Stored records:
----------

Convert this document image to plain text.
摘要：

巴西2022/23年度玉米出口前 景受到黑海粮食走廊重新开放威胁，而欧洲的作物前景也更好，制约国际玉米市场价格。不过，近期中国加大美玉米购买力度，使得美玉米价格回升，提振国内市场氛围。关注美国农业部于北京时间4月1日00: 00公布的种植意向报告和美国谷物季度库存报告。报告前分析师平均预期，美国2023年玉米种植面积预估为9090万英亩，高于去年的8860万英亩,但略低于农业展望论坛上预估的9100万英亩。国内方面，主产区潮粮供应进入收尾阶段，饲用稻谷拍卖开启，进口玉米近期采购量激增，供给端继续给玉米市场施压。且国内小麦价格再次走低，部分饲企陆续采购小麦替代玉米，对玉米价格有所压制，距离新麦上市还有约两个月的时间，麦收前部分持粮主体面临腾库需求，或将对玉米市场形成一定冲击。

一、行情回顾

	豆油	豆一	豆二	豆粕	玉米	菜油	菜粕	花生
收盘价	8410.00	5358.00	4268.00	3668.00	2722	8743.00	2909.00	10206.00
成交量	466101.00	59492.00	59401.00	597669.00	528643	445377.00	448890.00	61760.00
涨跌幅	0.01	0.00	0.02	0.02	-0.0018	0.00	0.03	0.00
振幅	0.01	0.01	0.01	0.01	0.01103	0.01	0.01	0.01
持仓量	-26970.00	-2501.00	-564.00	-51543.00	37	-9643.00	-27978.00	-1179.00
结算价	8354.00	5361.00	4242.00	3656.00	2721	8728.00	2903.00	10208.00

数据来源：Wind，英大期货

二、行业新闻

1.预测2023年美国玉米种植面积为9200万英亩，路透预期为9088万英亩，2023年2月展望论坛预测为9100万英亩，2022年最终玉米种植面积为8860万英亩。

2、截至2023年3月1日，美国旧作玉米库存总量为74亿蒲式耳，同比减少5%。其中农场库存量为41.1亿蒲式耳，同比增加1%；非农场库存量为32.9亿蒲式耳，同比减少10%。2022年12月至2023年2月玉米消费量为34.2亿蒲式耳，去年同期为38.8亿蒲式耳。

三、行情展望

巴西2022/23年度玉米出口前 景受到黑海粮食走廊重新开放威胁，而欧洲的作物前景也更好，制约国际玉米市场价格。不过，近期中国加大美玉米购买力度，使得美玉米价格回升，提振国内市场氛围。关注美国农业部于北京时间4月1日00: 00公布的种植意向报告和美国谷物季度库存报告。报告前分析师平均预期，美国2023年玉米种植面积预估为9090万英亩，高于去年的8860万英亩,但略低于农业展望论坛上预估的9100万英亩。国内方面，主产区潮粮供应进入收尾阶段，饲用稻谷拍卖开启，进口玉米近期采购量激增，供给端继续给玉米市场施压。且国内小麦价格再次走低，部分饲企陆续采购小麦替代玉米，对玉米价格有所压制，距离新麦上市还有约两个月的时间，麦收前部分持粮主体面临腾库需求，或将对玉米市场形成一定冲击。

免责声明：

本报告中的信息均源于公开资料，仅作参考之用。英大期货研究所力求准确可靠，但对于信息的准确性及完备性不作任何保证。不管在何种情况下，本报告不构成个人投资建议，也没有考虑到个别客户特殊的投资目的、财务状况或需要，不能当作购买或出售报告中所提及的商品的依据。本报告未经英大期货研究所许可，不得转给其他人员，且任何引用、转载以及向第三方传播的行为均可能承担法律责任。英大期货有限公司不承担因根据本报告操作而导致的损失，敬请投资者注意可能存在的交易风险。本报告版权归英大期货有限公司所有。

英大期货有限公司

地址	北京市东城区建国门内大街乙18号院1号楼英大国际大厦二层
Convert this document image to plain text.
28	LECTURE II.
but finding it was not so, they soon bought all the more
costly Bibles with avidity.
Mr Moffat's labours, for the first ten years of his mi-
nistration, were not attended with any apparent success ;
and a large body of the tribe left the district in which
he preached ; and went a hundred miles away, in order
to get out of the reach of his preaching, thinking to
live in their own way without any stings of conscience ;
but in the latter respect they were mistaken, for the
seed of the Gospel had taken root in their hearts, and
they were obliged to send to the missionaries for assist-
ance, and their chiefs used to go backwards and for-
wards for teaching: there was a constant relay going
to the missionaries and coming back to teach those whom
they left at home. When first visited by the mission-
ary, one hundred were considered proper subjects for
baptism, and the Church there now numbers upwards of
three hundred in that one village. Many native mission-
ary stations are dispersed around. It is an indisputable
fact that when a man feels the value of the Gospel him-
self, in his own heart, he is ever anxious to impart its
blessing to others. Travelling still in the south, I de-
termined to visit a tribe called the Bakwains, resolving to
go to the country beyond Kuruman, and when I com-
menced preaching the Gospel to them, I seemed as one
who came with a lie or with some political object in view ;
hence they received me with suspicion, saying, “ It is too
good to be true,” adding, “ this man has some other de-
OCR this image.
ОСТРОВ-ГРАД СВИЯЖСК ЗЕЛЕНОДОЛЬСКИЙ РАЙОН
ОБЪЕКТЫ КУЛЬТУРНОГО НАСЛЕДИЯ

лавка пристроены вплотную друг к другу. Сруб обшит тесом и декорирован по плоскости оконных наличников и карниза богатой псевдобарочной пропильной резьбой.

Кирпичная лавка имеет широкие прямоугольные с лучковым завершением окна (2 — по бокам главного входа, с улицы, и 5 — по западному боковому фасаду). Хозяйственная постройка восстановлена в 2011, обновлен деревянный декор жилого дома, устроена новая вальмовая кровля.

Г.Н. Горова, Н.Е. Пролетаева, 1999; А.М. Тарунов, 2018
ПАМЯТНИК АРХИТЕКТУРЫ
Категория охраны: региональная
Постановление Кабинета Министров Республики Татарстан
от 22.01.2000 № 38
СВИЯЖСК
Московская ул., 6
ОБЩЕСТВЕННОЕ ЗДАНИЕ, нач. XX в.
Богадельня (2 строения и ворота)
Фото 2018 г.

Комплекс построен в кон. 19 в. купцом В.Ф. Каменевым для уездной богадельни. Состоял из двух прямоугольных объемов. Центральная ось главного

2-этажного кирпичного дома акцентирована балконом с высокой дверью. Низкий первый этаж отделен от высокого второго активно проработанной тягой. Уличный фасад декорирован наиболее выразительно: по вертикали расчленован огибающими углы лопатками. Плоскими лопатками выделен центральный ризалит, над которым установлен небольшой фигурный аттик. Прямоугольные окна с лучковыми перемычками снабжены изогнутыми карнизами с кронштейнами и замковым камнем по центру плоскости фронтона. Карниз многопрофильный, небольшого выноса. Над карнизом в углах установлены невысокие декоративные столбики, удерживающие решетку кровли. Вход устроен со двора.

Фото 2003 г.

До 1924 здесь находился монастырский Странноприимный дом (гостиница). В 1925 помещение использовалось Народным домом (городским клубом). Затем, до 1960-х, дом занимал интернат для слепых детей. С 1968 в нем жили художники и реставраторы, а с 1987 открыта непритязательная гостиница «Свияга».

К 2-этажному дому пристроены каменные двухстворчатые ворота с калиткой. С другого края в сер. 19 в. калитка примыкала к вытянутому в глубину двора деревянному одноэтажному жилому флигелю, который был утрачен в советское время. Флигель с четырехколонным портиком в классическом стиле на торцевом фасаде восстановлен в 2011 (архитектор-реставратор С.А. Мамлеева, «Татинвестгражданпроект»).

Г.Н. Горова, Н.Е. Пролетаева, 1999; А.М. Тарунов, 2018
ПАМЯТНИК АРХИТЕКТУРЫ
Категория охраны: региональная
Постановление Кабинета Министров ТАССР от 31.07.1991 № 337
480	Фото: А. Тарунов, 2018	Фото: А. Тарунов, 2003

----------

** TASK **
Produce an exact copy of all the records.

** SOLVED EXERCISE **
Convert this document image to plain text.
摘要：

巴西2022/23年度玉米出口前 景受到黑海粮食走廊重新开放威胁，而欧洲的作物前景也更好，制约国际玉米市场价格。不过，近期中国加大美玉米购买力度，使得美玉米价格回升，提振国内市场氛围。关注美国农业部于北京时间4月1日00: 00公布的种植意向报告和美国谷物季度库存报告。报告前分析师平均预期，美国2023年玉米种植面积预估为9090万英亩，高于去年的8860万英亩,但略低于农业展望论坛上预估的9100万英亩。国内方面，主产区潮粮供应进入收尾阶段，饲用稻谷拍卖开启，进口玉米近期采购量激增，供给端继续给玉米市场施压。且国内小麦价格再次走低，部分饲企陆续采购小麦替代玉米，对玉米价格有所压制，距离新麦上市还有约两个月的时间，麦收前部分持粮主体面临腾库需求，或将对玉米市场形成一定冲击。

一、行情回顾

	豆油	豆一	豆二	豆粕	玉米	菜油	菜粕	花生
收盘价	8410.00	5358.00	4268.00	3668.00	2722	8743.00	2909.00	10206.00
成交量	466101.00	59492.00	59401.00	597669.00	528643	445377.00	448890.00	61760.00
涨跌幅	0.01	0.00	0.02	0.02	-0.0018	0.00	0.03	0.00
振幅	0.01	0.01	0.01	0.01	0.01103	0.01	0.01	0.01
持仓量	-26970.00	-2501.00	-564.00	-51543.00	37	-9643.00	-27978.00	-1179.00
结算价	8354.00	5361.00	4242.00	3656.00	2721	8728.00	2903.00	10208.00

数据来源：Wind，英大期货

二、行业新闻

1.预测2023年美国玉米种植面积为9200万英亩，路透预期为9088万英亩，2023年2月展望论坛预测为9100万英亩，2022年最终玉米种植面积为8860万英亩。

2、截至2023年3月1日，美国旧作玉米库存总量为74亿蒲式耳，同比减少5%。其中农场库存量为41.1亿蒲式耳，同比增加1%；非农场库存量为32.9亿蒲式耳，同比减少10%。2022年12月至2023年2月玉米消费量为34.2亿蒲式耳，去年同期为38.8亿蒲式耳。

三、行情展望

巴西2022/23年度玉米出口前 景受到黑海粮食走廊重新开放威胁，而欧洲的作物前景也更好，制约国际玉米市场价格。不过，近期中国加大美玉米购买力度，使得美玉米价格回升，提振国内市场氛围。关注美国农业部于北京时间4月1日00: 00公布的种植意向报告和美国谷物季度库存报告。报告前分析师平均预期，美国2023年玉米种植面积预估为9090万英亩，高于去年的8860万英亩,但略低于农业展望论坛上预估的9100万英亩。国内方面，主产区潮粮供应进入收尾阶段，饲用稻谷拍卖开启，进口玉米近期采购量激增，供给端继续给玉米市场施压。且国内小麦价格再次走低，部分饲企陆续采购小麦替代玉米，对玉米价格有所压制，距离新麦上市还有约两个月的时间，麦收前部分持粮主体面临腾库需求，或将对玉米市场形成一定冲击。

免责声明：

本报告中的信息均源于公开资料，仅作参考之用。英大期货研究所力求准确可靠，但对于信息的准确性及完备性不作任何保证。不管在何种情况下，本报告不构成个人投资建议，也没有考虑到个别客户特殊的投资目的、财务状况或需要，不能当作购买或出售报告中所提及的商品的依据。本报告未经英大期货研究所许可，不得转给其他人员，且任何引用、转载以及向第三方传播的行为均可能承担法律责任。英大期货有限公司不承担因根据本报告操作而导致的损失，敬请投资者注意可能存在的交易风险。本报告版权归英大期货有限公司所有。

英大期货有限公司

地址	北京市东城区建国门内大街乙18号院1号楼英大国际大厦二层
Convert this document image to plain text.
28	LECTURE II.
but finding it was not so, they soon bought all the more
costly Bibles with avidity.
Mr Moffat's labours, for the first ten years of his mi-
nistration, were not attended with any apparent success ;
and a large body of the tribe left the district in which
he preached ; and went a hundred miles away, in order
to get out of the reach of his preaching, thinking to
live in their own way without any stings of conscience ;
but in the latter respect they were mistaken, for the
seed of the Gospel had taken root in their hearts, and
they were obliged to send to the missionaries for assist-
ance, and their chiefs used to go backwards and for-
wards for teaching: there was a constant relay going
to the missionaries and coming back to teach those whom
they left at home. When first visited by the mission-
ary, one hundred were considered proper subjects for
baptism, and the Church there now numbers upwards of
three hundred in that one village. Many native mission-
ary stations are dispersed around. It is an indisputable
fact that when a man feels the value of the Gospel him-
self, in his own heart, he is ever anxious to impart its
blessing to others. Travelling still in the south, I de-
termined to visit a tribe called the Bakwains, resolving to
go to the country beyond Kuruman, and when I com-
menced preaching the Gospel to them, I seemed as one
who came with a lie or with some political object in view ;
hence they received me with suspicion, saying, “ It is too
good to be true,” adding, “ this man has some other de-
OCR this image.
ОСТРОВ-ГРАД СВИЯЖСК ЗЕЛЕНОДОЛЬСКИЙ РАЙОН
ОБЪЕКТЫ КУЛЬТУРНОГО НАСЛЕДИЯ

лавка пристроены вплотную друг к другу. Сруб обшит тесом и декорирован по плоскости оконных наличников и карниза богатой псевдобарочной пропильной резьбой.

Кирпичная лавка имеет широкие прямоугольные с лучковым завершением окна (2 — по бокам главного входа, с улицы, и 5 — по западному боковому фасаду). Хозяйственная постройка восстановлена в 2011, обновлен деревянный декор жилого дома, устроена новая вальмовая кровля.

Г.Н. Горова, Н.Е. Пролетаева, 1999; А.М. Тарунов, 2018
ПАМЯТНИК АРХИТЕКТУРЫ
Категория охраны: региональная
Постановление Кабинета Министров Республики Татарстан
от 22.01.2000 № 38
СВИЯЖСК
Московская ул., 6
ОБЩЕСТВЕННОЕ ЗДАНИЕ, нач. XX в.
Богадельня (2 строения и ворота)
Фото 2018 г.

Комплекс построен в кон. 19 в. купцом В.Ф. Каменевым для уездной богадельни. Состоял из двух прямоугольных объемов. Центральная ось главного

2-этажного кирпичного дома акцентирована балконом с высокой дверью. Низкий первый этаж отделен от высокого второго активно проработанной тягой. Уличный фасад декорирован наиболее выразительно: по вертикали расчленован огибающими углы лопатками. Плоскими лопатками выделен центральный ризалит, над которым установлен небольшой фигурный аттик. Прямоугольные окна с лучковыми перемычками снабжены изогнутыми карнизами с кронштейнами и замковым камнем по центру плоскости фронтона. Карниз многопрофильный, небольшого выноса. Над карнизом в углах установлены невысокие декоративные столбики, удерживающие решетку кровли. Вход устроен со двора.

Фото 2003 г.

До 1924 здесь находился монастырский Странноприимный дом (гостиница). В 1925 помещение использовалось Народным домом (городским клубом). Затем, до 1960-х, дом занимал интернат для слепых детей. С 1968 в нем жили художники и реставраторы, а с 1987 открыта непритязательная гостиница «Свияга».

К 2-этажному дому пристроены каменные двухстворчатые ворота с калиткой. С другого края в сер. 19 в. калитка примыкала к вытянутому в глубину двора деревянному одноэтажному жилому флигелю, который был утрачен в советское время. Флигель с четырехколонным портиком в классическом стиле на торцевом фасаде восстановлен в 2011 (архитектор-реставратор С.А. Мамлеева, «Татинвестгражданпроект»).

Г.Н. Горова, Н.Е. Пролетаева, 1999; А.М. Тарунов, 2018
ПАМЯТНИК АРХИТЕКТУРЫ
Категория охраны: региональная
Постановление Кабинета Министров ТАССР от 31.07.1991 № 337
480	Фото: А. Тарунов, 2018	Фото: А. Тарунов, 2003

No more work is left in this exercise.